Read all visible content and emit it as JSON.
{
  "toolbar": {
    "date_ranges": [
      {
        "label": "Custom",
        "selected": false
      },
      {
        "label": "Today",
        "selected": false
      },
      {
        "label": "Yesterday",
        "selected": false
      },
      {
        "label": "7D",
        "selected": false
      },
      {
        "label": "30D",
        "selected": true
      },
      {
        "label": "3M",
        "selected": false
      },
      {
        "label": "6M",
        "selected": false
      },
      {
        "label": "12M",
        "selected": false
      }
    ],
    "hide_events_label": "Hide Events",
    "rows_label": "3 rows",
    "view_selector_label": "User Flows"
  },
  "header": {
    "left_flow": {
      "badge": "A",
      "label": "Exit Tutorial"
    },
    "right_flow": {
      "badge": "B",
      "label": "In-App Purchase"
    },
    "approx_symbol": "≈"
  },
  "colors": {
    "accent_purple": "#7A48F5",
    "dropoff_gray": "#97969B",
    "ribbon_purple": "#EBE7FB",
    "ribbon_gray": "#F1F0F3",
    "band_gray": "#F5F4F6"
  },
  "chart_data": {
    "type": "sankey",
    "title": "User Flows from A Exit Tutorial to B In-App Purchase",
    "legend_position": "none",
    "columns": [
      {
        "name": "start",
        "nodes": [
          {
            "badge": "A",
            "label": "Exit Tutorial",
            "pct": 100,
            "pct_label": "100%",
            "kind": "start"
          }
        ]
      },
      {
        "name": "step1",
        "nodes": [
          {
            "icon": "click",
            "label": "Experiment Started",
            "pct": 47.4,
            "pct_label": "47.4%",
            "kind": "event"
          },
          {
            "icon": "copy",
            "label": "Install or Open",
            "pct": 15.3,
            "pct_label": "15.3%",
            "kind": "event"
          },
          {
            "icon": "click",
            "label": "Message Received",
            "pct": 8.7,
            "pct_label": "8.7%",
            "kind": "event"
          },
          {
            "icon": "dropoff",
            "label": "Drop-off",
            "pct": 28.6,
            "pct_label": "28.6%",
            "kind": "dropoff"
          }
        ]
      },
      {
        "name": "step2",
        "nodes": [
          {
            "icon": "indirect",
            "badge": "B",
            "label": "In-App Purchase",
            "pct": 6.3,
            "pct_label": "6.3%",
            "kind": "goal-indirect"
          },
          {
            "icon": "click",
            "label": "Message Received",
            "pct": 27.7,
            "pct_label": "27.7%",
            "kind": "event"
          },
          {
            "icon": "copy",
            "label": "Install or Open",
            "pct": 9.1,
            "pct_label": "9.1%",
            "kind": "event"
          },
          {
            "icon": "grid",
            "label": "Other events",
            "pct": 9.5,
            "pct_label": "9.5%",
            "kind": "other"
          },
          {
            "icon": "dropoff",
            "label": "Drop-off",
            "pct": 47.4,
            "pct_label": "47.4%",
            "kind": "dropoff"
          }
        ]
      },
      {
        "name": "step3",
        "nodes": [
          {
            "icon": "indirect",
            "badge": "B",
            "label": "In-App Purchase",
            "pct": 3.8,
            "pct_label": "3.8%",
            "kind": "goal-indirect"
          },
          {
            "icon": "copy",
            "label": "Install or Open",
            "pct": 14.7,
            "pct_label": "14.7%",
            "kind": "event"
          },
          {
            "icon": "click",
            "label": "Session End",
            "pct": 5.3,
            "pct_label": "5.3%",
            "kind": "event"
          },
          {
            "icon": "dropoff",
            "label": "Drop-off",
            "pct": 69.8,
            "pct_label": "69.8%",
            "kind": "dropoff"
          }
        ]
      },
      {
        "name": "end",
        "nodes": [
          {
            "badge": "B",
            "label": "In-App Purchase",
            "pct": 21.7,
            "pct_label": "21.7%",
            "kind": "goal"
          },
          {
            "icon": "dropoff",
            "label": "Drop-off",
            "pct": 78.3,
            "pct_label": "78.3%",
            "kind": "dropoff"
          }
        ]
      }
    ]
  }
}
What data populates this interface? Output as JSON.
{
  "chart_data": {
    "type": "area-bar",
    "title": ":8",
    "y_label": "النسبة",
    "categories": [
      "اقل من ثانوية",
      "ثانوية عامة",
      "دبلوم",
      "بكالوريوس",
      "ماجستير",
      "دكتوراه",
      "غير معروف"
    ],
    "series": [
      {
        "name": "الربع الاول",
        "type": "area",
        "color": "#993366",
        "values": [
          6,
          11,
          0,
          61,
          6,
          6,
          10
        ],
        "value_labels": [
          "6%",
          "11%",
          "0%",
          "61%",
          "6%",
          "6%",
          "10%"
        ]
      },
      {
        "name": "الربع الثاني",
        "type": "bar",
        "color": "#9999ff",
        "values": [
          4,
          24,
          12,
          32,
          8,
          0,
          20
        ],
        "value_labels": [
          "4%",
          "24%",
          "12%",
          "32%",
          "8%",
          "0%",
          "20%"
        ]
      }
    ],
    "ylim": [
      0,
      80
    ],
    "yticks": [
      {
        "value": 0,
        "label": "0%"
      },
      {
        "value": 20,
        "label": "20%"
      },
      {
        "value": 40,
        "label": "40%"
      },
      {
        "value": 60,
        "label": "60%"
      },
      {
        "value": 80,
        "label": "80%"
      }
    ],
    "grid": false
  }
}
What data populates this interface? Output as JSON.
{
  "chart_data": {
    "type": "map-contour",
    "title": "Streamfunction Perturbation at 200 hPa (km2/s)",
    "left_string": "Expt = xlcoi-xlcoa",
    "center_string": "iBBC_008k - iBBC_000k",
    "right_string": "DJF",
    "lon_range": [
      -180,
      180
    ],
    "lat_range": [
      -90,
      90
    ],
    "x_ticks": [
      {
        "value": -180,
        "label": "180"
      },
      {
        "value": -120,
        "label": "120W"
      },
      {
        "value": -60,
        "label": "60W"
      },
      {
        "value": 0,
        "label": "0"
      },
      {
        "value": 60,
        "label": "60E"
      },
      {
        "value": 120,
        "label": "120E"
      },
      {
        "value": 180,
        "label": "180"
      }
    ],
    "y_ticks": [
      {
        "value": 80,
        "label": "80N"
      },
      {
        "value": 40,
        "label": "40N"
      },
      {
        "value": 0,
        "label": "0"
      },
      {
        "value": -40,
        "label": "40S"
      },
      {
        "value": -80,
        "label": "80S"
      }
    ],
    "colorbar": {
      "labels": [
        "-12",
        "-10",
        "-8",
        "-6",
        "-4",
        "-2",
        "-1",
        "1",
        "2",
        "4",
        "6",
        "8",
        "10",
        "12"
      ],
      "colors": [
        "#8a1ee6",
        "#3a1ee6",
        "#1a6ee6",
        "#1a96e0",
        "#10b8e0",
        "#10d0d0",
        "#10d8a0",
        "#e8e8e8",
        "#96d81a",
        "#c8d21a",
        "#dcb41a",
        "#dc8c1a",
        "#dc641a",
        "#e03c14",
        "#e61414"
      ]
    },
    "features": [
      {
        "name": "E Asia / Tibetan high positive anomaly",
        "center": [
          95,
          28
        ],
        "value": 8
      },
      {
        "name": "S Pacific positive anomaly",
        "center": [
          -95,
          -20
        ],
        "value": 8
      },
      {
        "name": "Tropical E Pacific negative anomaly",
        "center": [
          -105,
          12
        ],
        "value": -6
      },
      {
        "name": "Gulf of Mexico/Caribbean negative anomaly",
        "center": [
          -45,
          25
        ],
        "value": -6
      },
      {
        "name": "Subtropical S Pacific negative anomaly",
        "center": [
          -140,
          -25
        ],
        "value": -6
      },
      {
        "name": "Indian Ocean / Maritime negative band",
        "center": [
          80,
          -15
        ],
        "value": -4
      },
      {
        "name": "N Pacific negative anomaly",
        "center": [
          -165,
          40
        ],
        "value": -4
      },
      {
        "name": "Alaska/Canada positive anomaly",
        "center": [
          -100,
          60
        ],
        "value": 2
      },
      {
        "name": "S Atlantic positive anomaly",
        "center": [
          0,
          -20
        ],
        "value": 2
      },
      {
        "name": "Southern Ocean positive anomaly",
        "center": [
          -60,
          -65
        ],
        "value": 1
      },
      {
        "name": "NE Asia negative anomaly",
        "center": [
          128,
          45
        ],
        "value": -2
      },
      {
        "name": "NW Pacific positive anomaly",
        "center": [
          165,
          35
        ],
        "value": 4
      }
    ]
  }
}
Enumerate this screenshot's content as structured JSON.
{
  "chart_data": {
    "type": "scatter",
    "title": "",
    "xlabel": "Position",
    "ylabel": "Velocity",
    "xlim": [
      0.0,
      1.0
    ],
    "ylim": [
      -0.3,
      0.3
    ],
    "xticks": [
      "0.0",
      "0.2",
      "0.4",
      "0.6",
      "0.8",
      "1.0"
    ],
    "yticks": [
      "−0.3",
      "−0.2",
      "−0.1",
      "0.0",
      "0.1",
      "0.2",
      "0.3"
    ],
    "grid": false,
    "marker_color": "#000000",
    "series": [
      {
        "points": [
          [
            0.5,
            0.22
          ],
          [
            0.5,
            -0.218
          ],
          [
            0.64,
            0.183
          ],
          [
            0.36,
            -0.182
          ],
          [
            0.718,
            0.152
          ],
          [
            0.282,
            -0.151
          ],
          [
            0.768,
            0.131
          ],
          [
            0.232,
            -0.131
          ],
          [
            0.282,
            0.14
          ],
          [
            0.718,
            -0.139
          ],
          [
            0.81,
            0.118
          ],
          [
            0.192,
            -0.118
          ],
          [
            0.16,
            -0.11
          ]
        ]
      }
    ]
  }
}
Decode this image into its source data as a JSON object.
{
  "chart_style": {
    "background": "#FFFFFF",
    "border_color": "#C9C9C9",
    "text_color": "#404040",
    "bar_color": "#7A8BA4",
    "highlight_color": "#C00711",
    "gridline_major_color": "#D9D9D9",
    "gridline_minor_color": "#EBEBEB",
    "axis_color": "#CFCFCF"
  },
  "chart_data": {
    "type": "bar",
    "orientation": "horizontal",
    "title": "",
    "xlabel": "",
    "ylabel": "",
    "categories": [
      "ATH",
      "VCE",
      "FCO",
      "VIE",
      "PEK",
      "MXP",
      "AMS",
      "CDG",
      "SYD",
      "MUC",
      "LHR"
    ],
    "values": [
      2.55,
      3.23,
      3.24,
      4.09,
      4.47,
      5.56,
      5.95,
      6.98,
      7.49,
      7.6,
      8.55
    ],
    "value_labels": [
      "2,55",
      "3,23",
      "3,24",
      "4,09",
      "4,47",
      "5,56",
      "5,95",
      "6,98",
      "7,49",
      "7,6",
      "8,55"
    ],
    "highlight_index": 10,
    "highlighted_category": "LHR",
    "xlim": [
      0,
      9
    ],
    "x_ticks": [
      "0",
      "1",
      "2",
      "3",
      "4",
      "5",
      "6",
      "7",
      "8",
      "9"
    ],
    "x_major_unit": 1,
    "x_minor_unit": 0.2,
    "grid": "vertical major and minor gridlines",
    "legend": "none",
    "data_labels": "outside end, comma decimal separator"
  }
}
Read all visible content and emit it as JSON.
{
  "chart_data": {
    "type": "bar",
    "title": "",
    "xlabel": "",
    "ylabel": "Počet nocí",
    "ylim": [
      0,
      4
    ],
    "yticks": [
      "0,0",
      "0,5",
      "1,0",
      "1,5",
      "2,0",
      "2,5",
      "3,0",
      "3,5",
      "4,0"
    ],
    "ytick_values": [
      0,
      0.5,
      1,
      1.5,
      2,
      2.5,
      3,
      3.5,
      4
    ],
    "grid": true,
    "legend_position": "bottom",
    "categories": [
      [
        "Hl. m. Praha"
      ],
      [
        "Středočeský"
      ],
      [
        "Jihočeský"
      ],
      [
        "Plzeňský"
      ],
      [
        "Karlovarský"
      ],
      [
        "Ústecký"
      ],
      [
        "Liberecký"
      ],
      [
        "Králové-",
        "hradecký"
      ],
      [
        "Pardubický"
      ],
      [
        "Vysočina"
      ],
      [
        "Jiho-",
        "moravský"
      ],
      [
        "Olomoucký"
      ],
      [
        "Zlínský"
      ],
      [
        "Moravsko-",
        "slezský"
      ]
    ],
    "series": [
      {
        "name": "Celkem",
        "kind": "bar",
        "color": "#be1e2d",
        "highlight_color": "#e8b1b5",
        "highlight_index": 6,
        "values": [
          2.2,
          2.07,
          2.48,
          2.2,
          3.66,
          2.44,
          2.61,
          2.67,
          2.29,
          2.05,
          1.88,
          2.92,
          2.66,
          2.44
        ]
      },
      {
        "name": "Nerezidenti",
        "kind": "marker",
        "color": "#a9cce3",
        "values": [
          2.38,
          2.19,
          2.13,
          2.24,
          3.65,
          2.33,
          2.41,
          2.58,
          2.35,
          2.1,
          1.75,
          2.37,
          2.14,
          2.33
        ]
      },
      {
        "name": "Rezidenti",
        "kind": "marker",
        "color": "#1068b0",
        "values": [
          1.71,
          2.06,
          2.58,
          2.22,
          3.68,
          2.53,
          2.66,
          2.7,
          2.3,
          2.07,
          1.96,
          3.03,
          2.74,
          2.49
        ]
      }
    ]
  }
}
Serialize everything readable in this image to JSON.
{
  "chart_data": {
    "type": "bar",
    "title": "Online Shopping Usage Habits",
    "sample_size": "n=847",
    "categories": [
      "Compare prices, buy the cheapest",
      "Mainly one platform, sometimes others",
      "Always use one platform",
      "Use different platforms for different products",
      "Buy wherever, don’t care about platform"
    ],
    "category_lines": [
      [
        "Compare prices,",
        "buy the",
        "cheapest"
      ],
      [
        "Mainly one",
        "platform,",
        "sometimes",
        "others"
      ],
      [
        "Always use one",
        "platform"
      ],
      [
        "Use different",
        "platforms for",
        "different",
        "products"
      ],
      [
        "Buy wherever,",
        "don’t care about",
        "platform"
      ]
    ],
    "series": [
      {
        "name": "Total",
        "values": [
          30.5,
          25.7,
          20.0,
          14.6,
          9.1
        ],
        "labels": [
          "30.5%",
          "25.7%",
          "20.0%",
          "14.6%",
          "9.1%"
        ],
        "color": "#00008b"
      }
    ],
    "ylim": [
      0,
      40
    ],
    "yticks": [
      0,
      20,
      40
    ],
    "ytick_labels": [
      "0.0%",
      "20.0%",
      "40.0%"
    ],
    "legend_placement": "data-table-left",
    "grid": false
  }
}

Problem statement
Which lines above contain the word "Always"? Copy each of them.

Solved exercise
      "Always use one platform",
        "Always use one",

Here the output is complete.